## DATA FOR THIS TASK:

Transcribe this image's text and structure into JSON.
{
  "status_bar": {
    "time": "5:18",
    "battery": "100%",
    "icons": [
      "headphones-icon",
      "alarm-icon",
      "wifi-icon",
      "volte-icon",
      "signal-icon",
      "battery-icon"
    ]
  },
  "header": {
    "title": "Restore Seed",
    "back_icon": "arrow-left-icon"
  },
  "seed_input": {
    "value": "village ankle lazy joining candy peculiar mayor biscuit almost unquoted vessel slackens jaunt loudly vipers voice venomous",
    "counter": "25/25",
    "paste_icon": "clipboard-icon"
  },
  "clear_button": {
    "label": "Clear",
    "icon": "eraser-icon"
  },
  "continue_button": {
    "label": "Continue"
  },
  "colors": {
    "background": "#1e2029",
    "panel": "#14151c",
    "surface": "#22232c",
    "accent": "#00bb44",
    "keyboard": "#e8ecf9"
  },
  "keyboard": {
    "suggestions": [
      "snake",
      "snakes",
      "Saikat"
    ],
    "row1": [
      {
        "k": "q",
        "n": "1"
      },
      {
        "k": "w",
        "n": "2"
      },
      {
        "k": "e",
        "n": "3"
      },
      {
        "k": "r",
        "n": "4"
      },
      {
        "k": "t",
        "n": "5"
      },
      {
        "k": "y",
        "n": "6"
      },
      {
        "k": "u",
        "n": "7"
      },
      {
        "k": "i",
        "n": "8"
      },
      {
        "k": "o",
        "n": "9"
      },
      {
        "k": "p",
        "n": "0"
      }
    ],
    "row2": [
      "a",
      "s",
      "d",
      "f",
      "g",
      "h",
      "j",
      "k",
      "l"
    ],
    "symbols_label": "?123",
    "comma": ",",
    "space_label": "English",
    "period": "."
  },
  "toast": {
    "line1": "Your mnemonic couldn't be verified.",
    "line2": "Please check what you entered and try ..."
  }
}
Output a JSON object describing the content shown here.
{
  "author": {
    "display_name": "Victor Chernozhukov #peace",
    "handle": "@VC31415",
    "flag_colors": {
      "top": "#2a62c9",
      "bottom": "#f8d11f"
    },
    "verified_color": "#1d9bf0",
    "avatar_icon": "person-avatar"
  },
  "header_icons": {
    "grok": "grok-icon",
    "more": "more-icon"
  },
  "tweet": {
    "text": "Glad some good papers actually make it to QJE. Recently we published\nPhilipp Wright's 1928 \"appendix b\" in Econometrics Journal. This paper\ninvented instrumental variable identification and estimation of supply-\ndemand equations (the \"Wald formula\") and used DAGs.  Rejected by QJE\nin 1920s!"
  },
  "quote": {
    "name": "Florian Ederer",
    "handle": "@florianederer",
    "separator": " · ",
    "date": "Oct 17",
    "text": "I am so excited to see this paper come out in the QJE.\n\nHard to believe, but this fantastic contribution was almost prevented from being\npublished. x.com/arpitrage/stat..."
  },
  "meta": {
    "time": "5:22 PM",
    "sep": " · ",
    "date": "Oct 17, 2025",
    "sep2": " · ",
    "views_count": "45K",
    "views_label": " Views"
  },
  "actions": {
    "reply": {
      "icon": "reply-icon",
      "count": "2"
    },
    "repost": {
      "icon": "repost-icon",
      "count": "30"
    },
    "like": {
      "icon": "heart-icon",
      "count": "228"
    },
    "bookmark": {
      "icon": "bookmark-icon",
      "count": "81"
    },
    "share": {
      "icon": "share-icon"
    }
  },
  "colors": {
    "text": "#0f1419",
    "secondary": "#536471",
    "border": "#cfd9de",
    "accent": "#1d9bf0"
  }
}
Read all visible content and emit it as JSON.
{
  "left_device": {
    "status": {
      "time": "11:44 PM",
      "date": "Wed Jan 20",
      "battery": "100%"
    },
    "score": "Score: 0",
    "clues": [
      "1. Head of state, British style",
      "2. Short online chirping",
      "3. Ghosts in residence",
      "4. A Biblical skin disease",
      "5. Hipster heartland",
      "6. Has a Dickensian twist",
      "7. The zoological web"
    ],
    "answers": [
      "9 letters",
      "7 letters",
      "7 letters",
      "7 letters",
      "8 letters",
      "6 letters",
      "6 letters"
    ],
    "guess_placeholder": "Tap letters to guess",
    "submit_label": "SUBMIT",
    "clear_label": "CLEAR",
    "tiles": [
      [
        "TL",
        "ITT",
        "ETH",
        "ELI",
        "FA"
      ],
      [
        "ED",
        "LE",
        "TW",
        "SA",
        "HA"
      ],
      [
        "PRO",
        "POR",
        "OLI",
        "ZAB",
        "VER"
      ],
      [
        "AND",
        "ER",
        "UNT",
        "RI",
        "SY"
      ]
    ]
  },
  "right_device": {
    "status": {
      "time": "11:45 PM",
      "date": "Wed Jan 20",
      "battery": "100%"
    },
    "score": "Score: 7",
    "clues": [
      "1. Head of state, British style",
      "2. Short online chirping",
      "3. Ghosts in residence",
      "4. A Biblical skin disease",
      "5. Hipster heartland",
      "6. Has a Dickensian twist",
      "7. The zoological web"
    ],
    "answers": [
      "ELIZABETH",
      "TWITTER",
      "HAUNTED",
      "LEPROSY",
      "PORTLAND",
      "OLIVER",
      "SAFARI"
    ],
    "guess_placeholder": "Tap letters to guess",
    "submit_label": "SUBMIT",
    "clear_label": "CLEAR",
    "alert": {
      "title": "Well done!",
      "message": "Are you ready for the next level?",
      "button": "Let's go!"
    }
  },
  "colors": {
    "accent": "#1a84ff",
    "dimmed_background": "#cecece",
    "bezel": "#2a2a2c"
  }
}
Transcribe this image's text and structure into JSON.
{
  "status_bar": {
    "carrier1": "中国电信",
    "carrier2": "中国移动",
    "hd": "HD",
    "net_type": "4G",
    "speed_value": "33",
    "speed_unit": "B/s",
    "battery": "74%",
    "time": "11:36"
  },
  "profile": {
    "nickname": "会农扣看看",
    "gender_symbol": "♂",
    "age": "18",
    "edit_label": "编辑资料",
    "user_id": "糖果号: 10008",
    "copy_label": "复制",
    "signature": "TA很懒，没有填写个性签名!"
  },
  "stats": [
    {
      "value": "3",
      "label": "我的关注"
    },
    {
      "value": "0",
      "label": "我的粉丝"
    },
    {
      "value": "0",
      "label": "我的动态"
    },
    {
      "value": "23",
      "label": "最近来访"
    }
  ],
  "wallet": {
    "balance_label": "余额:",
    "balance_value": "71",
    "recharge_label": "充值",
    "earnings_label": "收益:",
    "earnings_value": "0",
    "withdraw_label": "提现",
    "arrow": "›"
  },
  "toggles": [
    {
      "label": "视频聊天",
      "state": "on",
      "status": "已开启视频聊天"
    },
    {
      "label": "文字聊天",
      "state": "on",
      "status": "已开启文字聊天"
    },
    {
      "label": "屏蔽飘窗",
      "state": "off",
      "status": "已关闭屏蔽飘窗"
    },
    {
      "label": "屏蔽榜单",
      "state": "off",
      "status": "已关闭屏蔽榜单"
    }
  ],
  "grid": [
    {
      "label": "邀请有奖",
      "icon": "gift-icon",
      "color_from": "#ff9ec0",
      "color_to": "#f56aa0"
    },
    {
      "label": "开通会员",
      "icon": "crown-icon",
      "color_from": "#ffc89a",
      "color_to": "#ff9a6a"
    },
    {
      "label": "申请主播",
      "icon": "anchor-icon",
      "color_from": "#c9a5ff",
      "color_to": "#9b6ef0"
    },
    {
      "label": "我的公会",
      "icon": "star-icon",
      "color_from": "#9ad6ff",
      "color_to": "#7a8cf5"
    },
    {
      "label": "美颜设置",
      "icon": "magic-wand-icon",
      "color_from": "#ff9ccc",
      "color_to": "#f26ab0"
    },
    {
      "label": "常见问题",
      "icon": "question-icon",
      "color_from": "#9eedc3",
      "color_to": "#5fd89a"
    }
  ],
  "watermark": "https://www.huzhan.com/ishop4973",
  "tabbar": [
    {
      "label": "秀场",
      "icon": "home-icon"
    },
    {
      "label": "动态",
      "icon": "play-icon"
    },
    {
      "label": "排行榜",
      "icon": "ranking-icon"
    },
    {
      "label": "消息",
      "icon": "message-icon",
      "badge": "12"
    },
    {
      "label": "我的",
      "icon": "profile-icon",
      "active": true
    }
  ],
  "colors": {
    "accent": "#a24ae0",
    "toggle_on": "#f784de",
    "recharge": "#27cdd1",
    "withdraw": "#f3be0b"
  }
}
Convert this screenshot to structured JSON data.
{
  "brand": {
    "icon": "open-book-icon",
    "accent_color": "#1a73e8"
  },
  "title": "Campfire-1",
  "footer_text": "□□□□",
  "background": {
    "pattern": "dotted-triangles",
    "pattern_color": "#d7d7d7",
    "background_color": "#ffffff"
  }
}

## TASK INSTRUCTIONS:
In the lines above, locate the string "message". Copy every line where it occurs.

## TASK RESPONSE:
      "message": "Are you ready for the next level?",
      "icon": "message-icon",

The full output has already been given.